BEGIN Records

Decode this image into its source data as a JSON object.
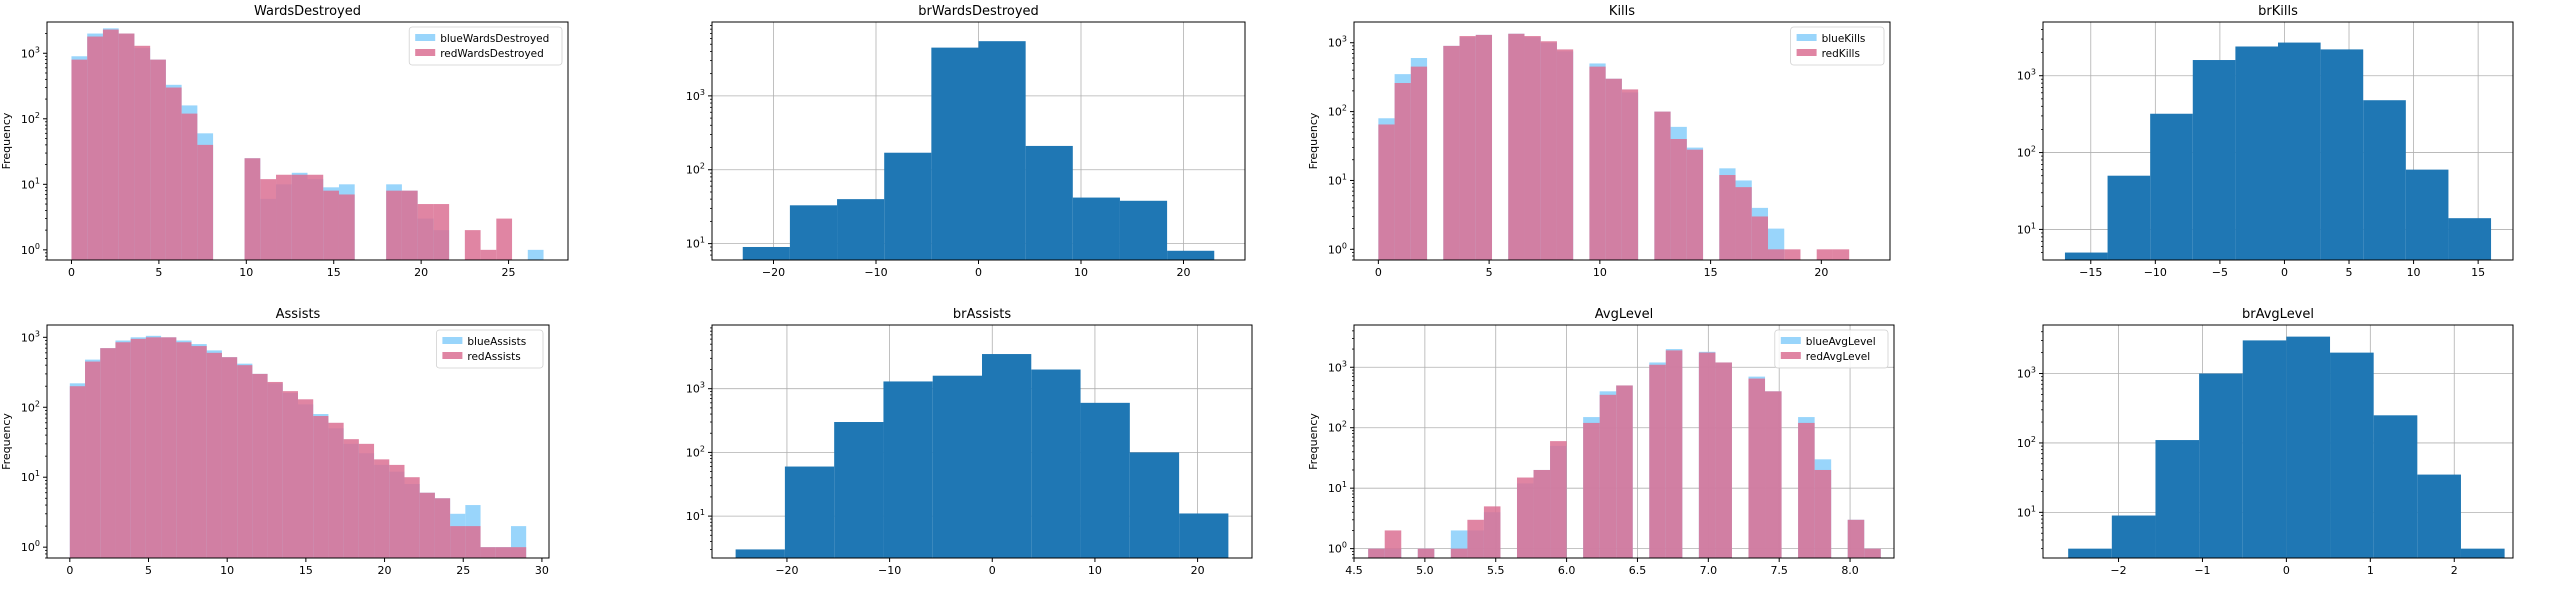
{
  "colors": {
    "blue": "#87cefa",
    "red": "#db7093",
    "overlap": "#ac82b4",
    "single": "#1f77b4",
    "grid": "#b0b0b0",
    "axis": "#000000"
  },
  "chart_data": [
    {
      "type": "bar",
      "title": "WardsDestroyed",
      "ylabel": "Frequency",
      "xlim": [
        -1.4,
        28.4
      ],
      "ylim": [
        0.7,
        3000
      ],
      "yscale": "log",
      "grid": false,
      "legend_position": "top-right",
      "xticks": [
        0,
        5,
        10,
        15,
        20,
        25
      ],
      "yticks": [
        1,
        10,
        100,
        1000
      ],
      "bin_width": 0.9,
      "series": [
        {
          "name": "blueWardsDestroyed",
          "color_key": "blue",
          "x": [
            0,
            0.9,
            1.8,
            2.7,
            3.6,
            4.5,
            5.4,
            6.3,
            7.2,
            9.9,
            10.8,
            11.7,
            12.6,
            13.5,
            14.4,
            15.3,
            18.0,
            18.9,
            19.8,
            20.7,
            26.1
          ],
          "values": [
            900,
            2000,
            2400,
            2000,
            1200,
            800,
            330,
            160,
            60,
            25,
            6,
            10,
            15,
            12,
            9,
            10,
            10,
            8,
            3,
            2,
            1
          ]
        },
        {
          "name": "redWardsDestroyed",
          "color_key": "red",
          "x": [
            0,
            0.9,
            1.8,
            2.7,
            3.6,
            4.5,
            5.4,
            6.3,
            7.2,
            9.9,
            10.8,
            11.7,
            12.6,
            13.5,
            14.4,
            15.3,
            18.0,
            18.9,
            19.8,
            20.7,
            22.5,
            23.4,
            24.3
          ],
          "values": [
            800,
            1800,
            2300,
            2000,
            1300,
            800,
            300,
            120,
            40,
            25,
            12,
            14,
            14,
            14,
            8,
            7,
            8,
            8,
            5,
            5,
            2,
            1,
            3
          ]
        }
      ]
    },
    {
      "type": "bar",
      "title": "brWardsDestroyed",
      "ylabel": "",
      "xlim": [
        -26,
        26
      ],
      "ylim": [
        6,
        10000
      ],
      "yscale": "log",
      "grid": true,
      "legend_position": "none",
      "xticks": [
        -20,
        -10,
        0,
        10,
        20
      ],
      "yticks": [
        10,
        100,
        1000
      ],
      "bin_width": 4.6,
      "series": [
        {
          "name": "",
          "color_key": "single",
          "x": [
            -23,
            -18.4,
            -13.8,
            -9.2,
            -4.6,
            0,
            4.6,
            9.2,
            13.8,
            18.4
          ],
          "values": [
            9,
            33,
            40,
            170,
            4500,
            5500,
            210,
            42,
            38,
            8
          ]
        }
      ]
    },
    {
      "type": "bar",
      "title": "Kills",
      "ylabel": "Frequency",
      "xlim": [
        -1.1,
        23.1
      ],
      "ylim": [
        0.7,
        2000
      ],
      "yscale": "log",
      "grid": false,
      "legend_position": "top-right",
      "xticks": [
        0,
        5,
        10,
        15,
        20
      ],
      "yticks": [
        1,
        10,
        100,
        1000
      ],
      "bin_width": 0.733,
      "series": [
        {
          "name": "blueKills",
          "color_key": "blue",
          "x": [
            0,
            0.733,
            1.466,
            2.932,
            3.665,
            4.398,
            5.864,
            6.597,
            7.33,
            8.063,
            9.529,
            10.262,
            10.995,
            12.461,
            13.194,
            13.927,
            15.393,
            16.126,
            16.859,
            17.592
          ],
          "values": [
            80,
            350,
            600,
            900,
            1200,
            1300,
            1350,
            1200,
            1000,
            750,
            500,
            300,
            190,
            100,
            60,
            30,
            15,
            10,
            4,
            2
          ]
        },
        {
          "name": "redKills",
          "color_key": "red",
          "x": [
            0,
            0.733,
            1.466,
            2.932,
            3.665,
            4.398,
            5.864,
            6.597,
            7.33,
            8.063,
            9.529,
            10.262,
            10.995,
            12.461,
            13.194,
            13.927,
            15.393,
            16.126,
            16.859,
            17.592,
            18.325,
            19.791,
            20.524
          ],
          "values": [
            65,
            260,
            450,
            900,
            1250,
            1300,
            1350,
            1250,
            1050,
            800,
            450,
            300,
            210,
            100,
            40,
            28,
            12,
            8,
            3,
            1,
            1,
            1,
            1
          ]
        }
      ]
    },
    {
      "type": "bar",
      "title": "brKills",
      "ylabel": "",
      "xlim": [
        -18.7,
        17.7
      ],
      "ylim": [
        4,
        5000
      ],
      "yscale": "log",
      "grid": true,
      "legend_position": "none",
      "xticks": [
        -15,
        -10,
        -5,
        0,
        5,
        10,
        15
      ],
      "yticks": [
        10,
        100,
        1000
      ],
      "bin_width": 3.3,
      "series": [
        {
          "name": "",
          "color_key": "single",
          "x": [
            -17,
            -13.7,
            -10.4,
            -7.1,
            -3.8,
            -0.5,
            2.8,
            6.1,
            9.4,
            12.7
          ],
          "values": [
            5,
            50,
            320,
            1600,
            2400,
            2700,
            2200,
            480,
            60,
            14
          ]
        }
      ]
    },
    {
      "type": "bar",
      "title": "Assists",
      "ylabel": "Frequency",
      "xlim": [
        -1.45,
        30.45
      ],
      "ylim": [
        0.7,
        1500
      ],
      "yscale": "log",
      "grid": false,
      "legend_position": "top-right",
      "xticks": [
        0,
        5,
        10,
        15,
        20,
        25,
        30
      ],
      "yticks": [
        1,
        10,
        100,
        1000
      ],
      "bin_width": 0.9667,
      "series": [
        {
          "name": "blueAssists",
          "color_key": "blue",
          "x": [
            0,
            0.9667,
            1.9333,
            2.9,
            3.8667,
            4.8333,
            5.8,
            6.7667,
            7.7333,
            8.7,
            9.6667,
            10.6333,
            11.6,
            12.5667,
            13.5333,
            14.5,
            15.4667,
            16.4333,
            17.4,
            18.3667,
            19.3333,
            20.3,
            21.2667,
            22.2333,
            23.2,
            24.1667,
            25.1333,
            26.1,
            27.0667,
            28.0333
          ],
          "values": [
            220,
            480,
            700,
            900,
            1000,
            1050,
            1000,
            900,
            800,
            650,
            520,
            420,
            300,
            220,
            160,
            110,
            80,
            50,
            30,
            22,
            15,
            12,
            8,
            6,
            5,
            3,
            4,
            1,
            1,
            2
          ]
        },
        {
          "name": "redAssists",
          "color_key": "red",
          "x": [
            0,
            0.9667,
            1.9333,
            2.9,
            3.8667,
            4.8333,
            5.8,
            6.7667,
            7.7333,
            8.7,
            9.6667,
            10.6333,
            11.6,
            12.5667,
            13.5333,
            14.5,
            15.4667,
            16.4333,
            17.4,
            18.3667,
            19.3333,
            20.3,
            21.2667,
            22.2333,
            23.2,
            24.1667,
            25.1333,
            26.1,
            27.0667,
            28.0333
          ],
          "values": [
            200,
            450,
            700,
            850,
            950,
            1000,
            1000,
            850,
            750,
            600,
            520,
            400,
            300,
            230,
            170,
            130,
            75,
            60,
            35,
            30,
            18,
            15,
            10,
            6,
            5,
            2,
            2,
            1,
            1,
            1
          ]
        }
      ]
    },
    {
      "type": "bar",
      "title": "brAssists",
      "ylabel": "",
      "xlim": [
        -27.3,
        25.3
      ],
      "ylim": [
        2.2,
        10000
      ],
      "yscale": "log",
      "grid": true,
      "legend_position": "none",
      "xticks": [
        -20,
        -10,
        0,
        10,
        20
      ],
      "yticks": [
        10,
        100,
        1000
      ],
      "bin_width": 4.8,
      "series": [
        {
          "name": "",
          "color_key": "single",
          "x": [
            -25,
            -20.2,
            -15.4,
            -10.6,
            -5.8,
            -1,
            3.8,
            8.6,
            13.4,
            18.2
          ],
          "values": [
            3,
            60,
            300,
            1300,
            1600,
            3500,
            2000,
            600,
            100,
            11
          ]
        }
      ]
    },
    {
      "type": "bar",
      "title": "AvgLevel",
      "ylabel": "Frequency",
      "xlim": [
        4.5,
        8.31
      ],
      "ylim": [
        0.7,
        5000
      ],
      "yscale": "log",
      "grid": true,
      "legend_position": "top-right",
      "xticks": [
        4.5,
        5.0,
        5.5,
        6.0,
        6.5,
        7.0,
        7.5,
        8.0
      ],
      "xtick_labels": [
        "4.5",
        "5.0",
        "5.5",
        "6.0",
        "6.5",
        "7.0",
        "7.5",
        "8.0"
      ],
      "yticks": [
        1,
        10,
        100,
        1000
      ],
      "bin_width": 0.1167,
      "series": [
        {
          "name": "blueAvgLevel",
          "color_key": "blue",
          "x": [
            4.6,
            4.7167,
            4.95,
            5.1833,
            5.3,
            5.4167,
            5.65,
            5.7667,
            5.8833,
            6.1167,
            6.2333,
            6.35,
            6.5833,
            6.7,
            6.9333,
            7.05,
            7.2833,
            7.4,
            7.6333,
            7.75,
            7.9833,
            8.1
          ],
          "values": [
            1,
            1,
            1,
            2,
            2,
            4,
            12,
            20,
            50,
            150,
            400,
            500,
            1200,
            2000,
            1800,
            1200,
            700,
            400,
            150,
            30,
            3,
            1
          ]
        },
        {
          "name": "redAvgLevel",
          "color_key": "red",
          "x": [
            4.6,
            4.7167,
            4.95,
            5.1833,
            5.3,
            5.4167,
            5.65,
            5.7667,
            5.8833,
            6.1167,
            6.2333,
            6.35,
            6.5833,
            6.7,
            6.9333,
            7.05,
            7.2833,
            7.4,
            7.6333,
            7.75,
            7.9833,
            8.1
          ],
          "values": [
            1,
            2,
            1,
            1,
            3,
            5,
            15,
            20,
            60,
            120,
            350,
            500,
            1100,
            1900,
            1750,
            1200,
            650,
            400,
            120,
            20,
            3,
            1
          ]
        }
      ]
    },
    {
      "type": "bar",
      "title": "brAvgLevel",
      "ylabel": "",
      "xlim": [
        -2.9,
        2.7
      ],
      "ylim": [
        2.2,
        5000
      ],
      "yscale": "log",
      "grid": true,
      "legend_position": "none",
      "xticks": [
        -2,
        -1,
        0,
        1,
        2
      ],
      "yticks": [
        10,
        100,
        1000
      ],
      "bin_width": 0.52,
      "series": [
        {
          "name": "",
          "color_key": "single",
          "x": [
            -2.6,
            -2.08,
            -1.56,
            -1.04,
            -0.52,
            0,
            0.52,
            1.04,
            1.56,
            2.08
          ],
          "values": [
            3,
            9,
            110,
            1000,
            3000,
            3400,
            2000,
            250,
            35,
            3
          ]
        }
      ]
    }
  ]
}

END Records
BEGIN Records

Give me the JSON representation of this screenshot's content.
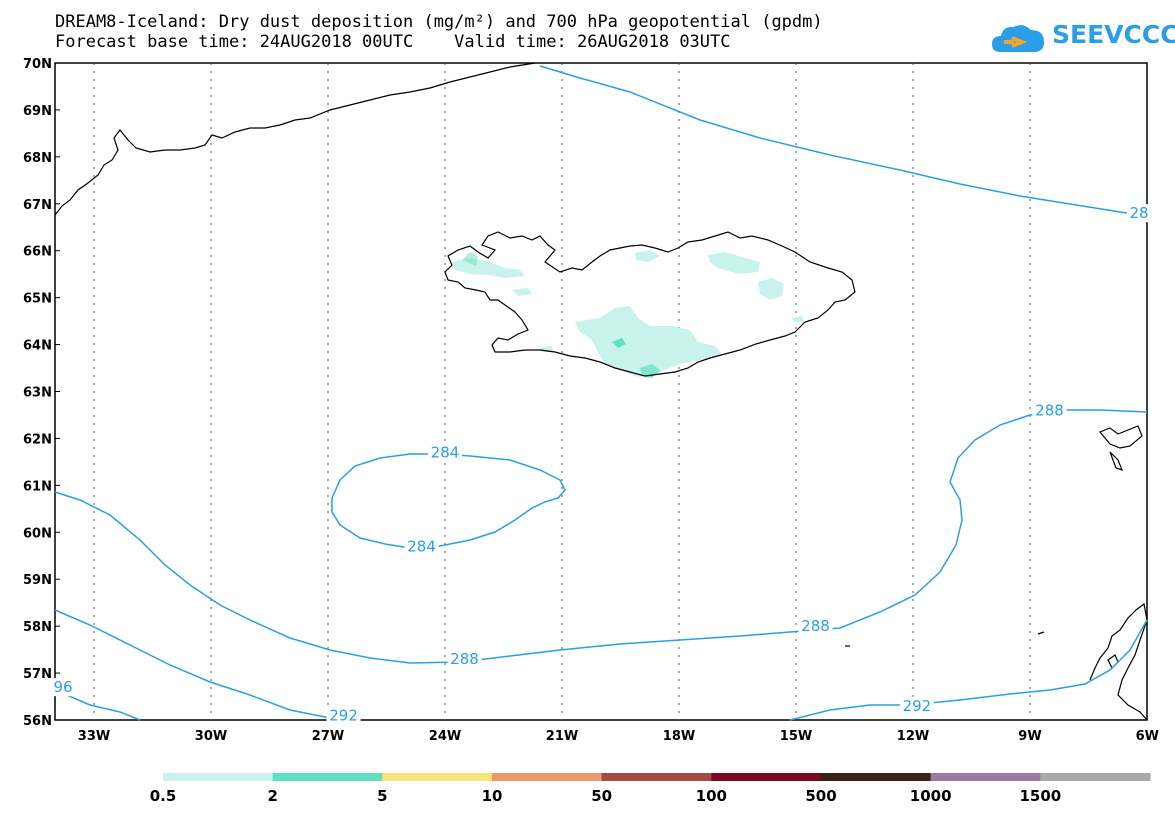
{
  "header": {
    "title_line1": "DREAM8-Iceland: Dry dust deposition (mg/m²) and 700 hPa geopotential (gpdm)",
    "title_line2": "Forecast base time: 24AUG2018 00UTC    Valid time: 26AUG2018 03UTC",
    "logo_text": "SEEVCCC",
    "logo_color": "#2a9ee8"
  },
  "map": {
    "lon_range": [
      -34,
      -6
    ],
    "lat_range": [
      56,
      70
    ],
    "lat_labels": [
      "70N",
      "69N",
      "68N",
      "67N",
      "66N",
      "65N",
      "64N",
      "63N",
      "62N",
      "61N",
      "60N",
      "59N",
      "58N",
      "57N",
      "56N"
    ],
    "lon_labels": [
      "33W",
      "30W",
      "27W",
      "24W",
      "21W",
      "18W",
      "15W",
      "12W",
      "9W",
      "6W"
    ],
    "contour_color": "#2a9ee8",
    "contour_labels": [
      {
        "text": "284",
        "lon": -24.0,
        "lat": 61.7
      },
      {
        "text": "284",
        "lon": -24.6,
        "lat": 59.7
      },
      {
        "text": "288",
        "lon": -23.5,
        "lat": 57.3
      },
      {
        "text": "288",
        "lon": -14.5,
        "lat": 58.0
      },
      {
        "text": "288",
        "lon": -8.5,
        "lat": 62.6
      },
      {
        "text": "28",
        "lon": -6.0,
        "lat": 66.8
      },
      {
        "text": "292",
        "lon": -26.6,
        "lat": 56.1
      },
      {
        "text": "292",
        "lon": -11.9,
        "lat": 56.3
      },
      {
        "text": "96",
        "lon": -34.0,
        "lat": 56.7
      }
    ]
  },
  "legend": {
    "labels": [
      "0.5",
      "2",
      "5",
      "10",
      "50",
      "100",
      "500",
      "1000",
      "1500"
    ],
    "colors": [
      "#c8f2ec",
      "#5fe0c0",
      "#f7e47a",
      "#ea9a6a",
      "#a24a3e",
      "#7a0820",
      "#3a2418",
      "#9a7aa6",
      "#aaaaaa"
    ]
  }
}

END Records

■ **Direction**: Identify every line above with the string "JSON" in it. Copy those lines.

■ **Worked answer**:
Decode this image into its source data as a JSON object.
Give me the JSON representation of this screenshot's content.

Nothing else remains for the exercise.